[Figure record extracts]

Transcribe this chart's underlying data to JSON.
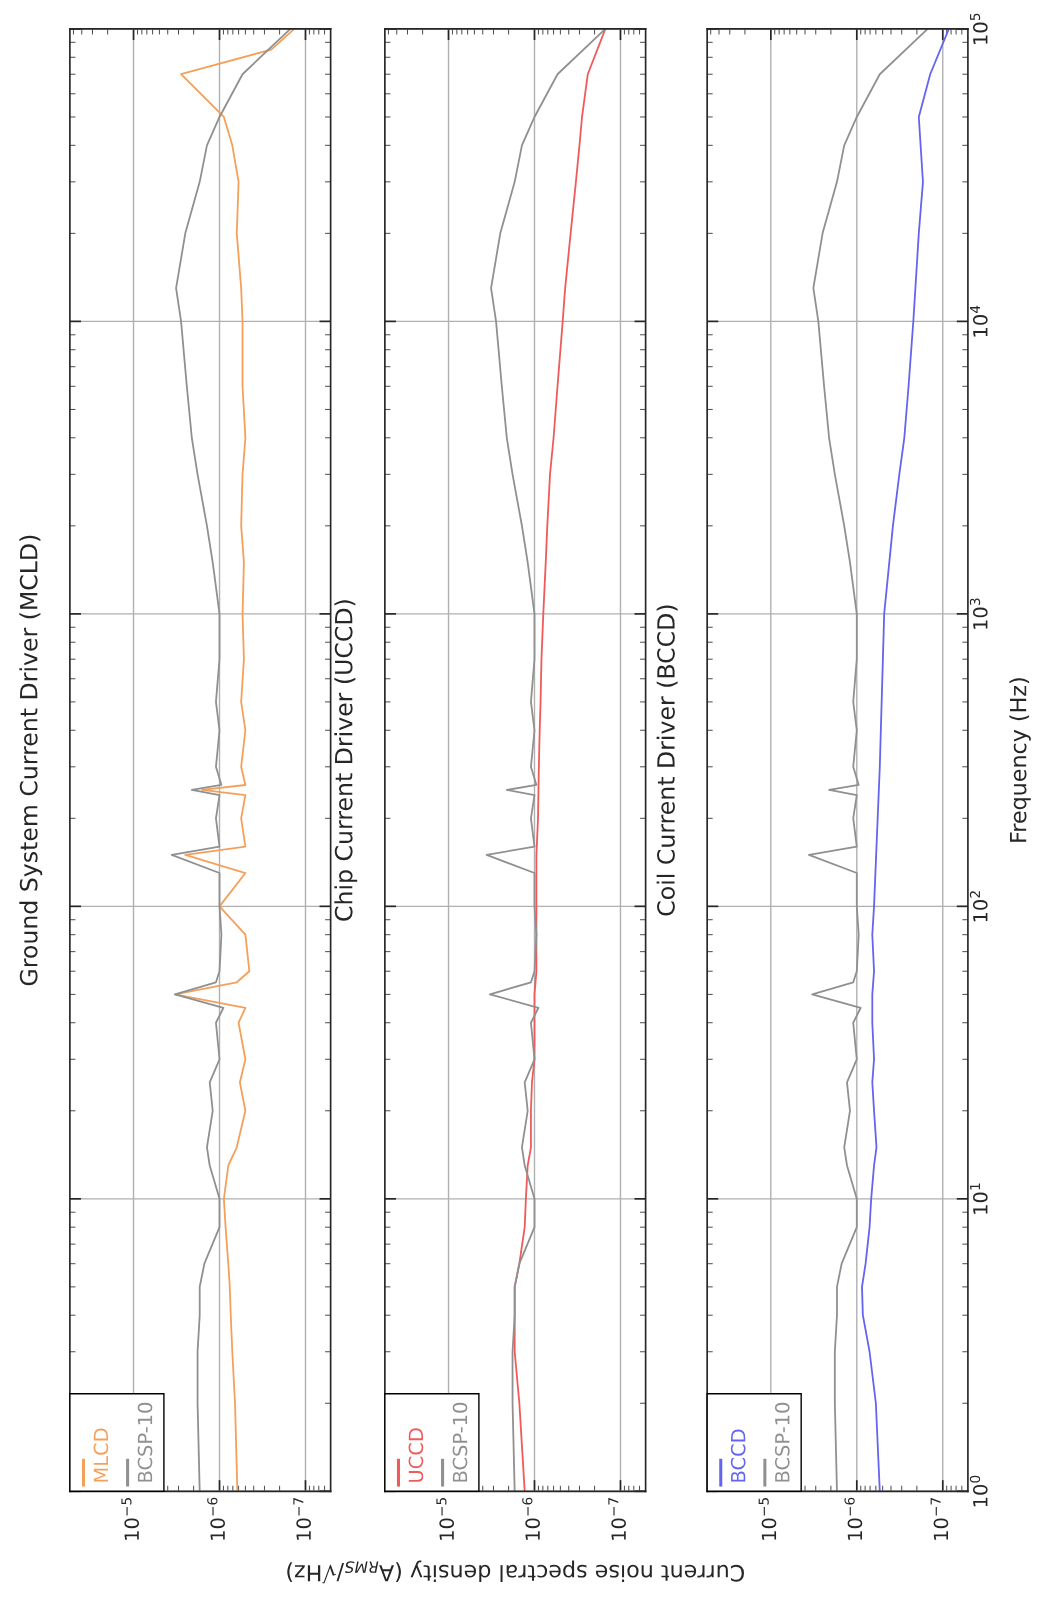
{
  "chart_data": [
    {
      "type": "line",
      "title": "Ground System Current Driver (MCLD)",
      "log": "xy",
      "grid": true,
      "legend": "bottom left",
      "tick_labels": "x",
      "ylim": [
        1,
        100000
      ],
      "yticks": [
        {
          "value": 1,
          "label": null
        },
        {
          "value": 10,
          "label": null
        },
        {
          "value": 100,
          "label": null
        },
        {
          "value": 1000,
          "label": null
        },
        {
          "value": 10000,
          "label": null
        },
        {
          "value": 100000,
          "label": null
        }
      ],
      "xlim": [
        5.5e-05,
        5.1e-08
      ],
      "xticks": [
        {
          "value": 1e-07,
          "label": "10$^{−7}$"
        },
        {
          "value": 1e-06,
          "label": "10$^{−6}$"
        },
        {
          "value": 1e-05,
          "label": "10$^{−5}$"
        }
      ],
      "series": [
        {
          "name": "MLCD",
          "color": "#f5a05a",
          "values": [
            1,
            2,
            3,
            4,
            5,
            6,
            8,
            10,
            13,
            15,
            20,
            25,
            30,
            40,
            45,
            50,
            55,
            60,
            80,
            100,
            130,
            150,
            160,
            200,
            240,
            250,
            260,
            300,
            400,
            500,
            700,
            1000,
            1500,
            2000,
            3000,
            4000,
            6000,
            10000,
            13000,
            20000,
            30000,
            40000,
            50000,
            70000,
            85000,
            100000
          ],
          "x": [
            6.2e-07,
            6.6e-07,
            7.1e-07,
            7.4e-07,
            7.6e-07,
            7.9e-07,
            8.5e-07,
            8.9e-07,
            7.9e-07,
            6.3e-07,
            5e-07,
            5.8e-07,
            5e-07,
            6e-07,
            5e-07,
            3.3e-06,
            6.3e-07,
            4.5e-07,
            5e-07,
            1e-06,
            5e-07,
            2.5e-06,
            5e-07,
            5.6e-07,
            5e-07,
            1.6e-06,
            5e-07,
            5.6e-07,
            5e-07,
            5.6e-07,
            5.2e-07,
            5.4e-07,
            5.2e-07,
            5.6e-07,
            5.4e-07,
            5e-07,
            5.4e-07,
            5.4e-07,
            5.6e-07,
            6.3e-07,
            6e-07,
            7.1e-07,
            8.9e-07,
            2.8e-06,
            2.5e-07,
            1.35e-07
          ]
        },
        {
          "name": "BCSP-10",
          "color": "#909090",
          "values": [
            1,
            2,
            3,
            4,
            5,
            6,
            8,
            10,
            13,
            15,
            20,
            25,
            30,
            40,
            45,
            50,
            55,
            60,
            80,
            100,
            130,
            150,
            160,
            200,
            240,
            250,
            260,
            300,
            400,
            500,
            700,
            1000,
            1500,
            2000,
            3000,
            4000,
            6000,
            10000,
            13000,
            20000,
            30000,
            40000,
            50000,
            70000,
            100000
          ],
          "x": [
            1.7e-06,
            1.8e-06,
            1.8e-06,
            1.7e-06,
            1.7e-06,
            1.5e-06,
            1e-06,
            1e-06,
            1.3e-06,
            1.4e-06,
            1.2e-06,
            1.3e-06,
            1e-06,
            1.1e-06,
            9e-07,
            3.3e-06,
            1.1e-06,
            1e-06,
            9.5e-07,
            1e-06,
            1e-06,
            3.6e-06,
            1e-06,
            1.1e-06,
            1e-06,
            2.1e-06,
            9.5e-07,
            1.1e-06,
            1e-06,
            1.1e-06,
            1e-06,
            1e-06,
            1.2e-06,
            1.4e-06,
            1.8e-06,
            2.1e-06,
            2.4e-06,
            2.8e-06,
            3.2e-06,
            2.5e-06,
            1.7e-06,
            1.4e-06,
            1e-06,
            5.4e-07,
            1.5e-07
          ]
        }
      ]
    },
    {
      "type": "line",
      "title": "Chip Current Driver (UCCD)",
      "xlabel": "Current noise spectral density (A$_{RMS}$/√Hz)",
      "log": "xy",
      "grid": true,
      "legend": "bottom left",
      "tick_labels": "x",
      "ylim": [
        1,
        100000
      ],
      "yticks": [
        {
          "value": 1,
          "label": null
        },
        {
          "value": 10,
          "label": null
        },
        {
          "value": 100,
          "label": null
        },
        {
          "value": 1000,
          "label": null
        },
        {
          "value": 10000,
          "label": null
        },
        {
          "value": 100000,
          "label": null
        }
      ],
      "xlim": [
        5.5e-05,
        5.1e-08
      ],
      "xticks": [
        {
          "value": 1e-07,
          "label": "10$^{−7}$"
        },
        {
          "value": 1e-06,
          "label": "10$^{−6}$"
        },
        {
          "value": 1e-05,
          "label": "10$^{−5}$"
        }
      ],
      "series": [
        {
          "name": "UCCD",
          "color": "#f05a5a",
          "values": [
            1,
            2,
            3,
            4,
            5,
            6,
            8,
            10,
            13,
            15,
            20,
            25,
            30,
            40,
            50,
            60,
            80,
            100,
            150,
            200,
            300,
            400,
            500,
            700,
            1000,
            1500,
            2000,
            3000,
            4000,
            6000,
            10000,
            13000,
            20000,
            30000,
            40000,
            50000,
            70000,
            100000
          ],
          "x": [
            1.3e-06,
            1.5e-06,
            1.7e-06,
            1.7e-06,
            1.7e-06,
            1.5e-06,
            1.3e-06,
            1.26e-06,
            1.2e-06,
            1.1e-06,
            1.1e-06,
            1.07e-06,
            1e-06,
            1e-06,
            1e-06,
            9.5e-07,
            9.5e-07,
            9.5e-07,
            9.5e-07,
            9.1e-07,
            8.9e-07,
            8.7e-07,
            8.5e-07,
            8.3e-07,
            7.9e-07,
            7.4e-07,
            7.1e-07,
            6.6e-07,
            6e-07,
            5.4e-07,
            4.7e-07,
            4.4e-07,
            3.8e-07,
            3.3e-07,
            3e-07,
            2.8e-07,
            2.4e-07,
            1.5e-07
          ]
        },
        {
          "name": "BCSP-10",
          "color": "#909090",
          "values": [
            1,
            2,
            3,
            4,
            5,
            6,
            8,
            10,
            13,
            15,
            20,
            25,
            30,
            40,
            45,
            50,
            55,
            60,
            80,
            100,
            130,
            150,
            160,
            200,
            240,
            250,
            260,
            300,
            400,
            500,
            700,
            1000,
            1500,
            2000,
            3000,
            4000,
            6000,
            10000,
            13000,
            20000,
            30000,
            40000,
            50000,
            70000,
            100000
          ],
          "x": [
            1.7e-06,
            1.8e-06,
            1.8e-06,
            1.7e-06,
            1.7e-06,
            1.5e-06,
            1e-06,
            1e-06,
            1.3e-06,
            1.4e-06,
            1.2e-06,
            1.3e-06,
            1e-06,
            1.1e-06,
            9e-07,
            3.3e-06,
            1.1e-06,
            1e-06,
            9.5e-07,
            1e-06,
            1e-06,
            3.6e-06,
            1e-06,
            1.1e-06,
            1e-06,
            2.1e-06,
            9.5e-07,
            1.1e-06,
            1e-06,
            1.1e-06,
            1e-06,
            1e-06,
            1.2e-06,
            1.4e-06,
            1.8e-06,
            2.1e-06,
            2.4e-06,
            2.8e-06,
            3.2e-06,
            2.5e-06,
            1.7e-06,
            1.4e-06,
            1e-06,
            5.4e-07,
            1.5e-07
          ]
        }
      ]
    },
    {
      "type": "line",
      "title": "Coil Current Driver (BCCD)",
      "ylabel": "Frequency (Hz)",
      "log": "xy",
      "grid": true,
      "legend": "bottom left",
      "ylim": [
        1,
        100000
      ],
      "yticks": [
        {
          "value": 1,
          "label": "10$^{0}$"
        },
        {
          "value": 10,
          "label": "10$^{1}$"
        },
        {
          "value": 100,
          "label": "10$^{2}$"
        },
        {
          "value": 1000,
          "label": "10$^{3}$"
        },
        {
          "value": 10000,
          "label": "10$^{4}$"
        },
        {
          "value": 100000,
          "label": "10$^{5}$"
        }
      ],
      "xlim": [
        5.5e-05,
        5.1e-08
      ],
      "xticks": [
        {
          "value": 1e-07,
          "label": "10$^{−7}$"
        },
        {
          "value": 1e-06,
          "label": "10$^{−6}$"
        },
        {
          "value": 1e-05,
          "label": "10$^{−5}$"
        }
      ],
      "series": [
        {
          "name": "BCCD",
          "color": "#6464f0",
          "values": [
            1,
            2,
            3,
            4,
            5,
            6,
            8,
            10,
            13,
            15,
            20,
            25,
            30,
            40,
            50,
            60,
            80,
            100,
            300,
            1000,
            2000,
            3000,
            4000,
            6000,
            10000,
            20000,
            30000,
            50000,
            70000,
            100000
          ],
          "x": [
            5.4e-07,
            6e-07,
            7.1e-07,
            8.5e-07,
            8.7e-07,
            7.9e-07,
            7.1e-07,
            6.8e-07,
            6.3e-07,
            5.9e-07,
            6.3e-07,
            6.6e-07,
            6.3e-07,
            6.6e-07,
            6.6e-07,
            6.3e-07,
            6.6e-07,
            6.3e-07,
            5.4e-07,
            4.8e-07,
            3.8e-07,
            3.2e-07,
            2.8e-07,
            2.5e-07,
            2.2e-07,
            1.9e-07,
            1.7e-07,
            1.9e-07,
            1.4e-07,
            8.5e-08
          ]
        },
        {
          "name": "BCSP-10",
          "color": "#909090",
          "values": [
            1,
            2,
            3,
            4,
            5,
            6,
            8,
            10,
            13,
            15,
            20,
            25,
            30,
            40,
            45,
            50,
            55,
            60,
            80,
            100,
            130,
            150,
            160,
            200,
            240,
            250,
            260,
            300,
            400,
            500,
            700,
            1000,
            1500,
            2000,
            3000,
            4000,
            6000,
            10000,
            13000,
            20000,
            30000,
            40000,
            50000,
            70000,
            100000
          ],
          "x": [
            1.7e-06,
            1.8e-06,
            1.8e-06,
            1.7e-06,
            1.7e-06,
            1.5e-06,
            1e-06,
            1e-06,
            1.3e-06,
            1.4e-06,
            1.2e-06,
            1.3e-06,
            1e-06,
            1.1e-06,
            9e-07,
            3.3e-06,
            1.1e-06,
            1e-06,
            9.5e-07,
            1e-06,
            1e-06,
            3.6e-06,
            1e-06,
            1.1e-06,
            1e-06,
            2.1e-06,
            9.5e-07,
            1.1e-06,
            1e-06,
            1.1e-06,
            1e-06,
            1e-06,
            1.2e-06,
            1.4e-06,
            1.8e-06,
            2.1e-06,
            2.4e-06,
            2.8e-06,
            3.2e-06,
            2.5e-06,
            1.7e-06,
            1.4e-06,
            1e-06,
            5.4e-07,
            1.5e-07
          ]
        }
      ]
    }
  ]
}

» PROBLEM DESCRIPTION: Check each line of the entries above, and show every one holding the word "Driver".

» EXERCISE OUTPUT:
      "title": "Ground System Current Driver (MCLD)",
      "title": "Chip Current Driver (UCCD)",
      "title": "Coil Current Driver (BCCD)",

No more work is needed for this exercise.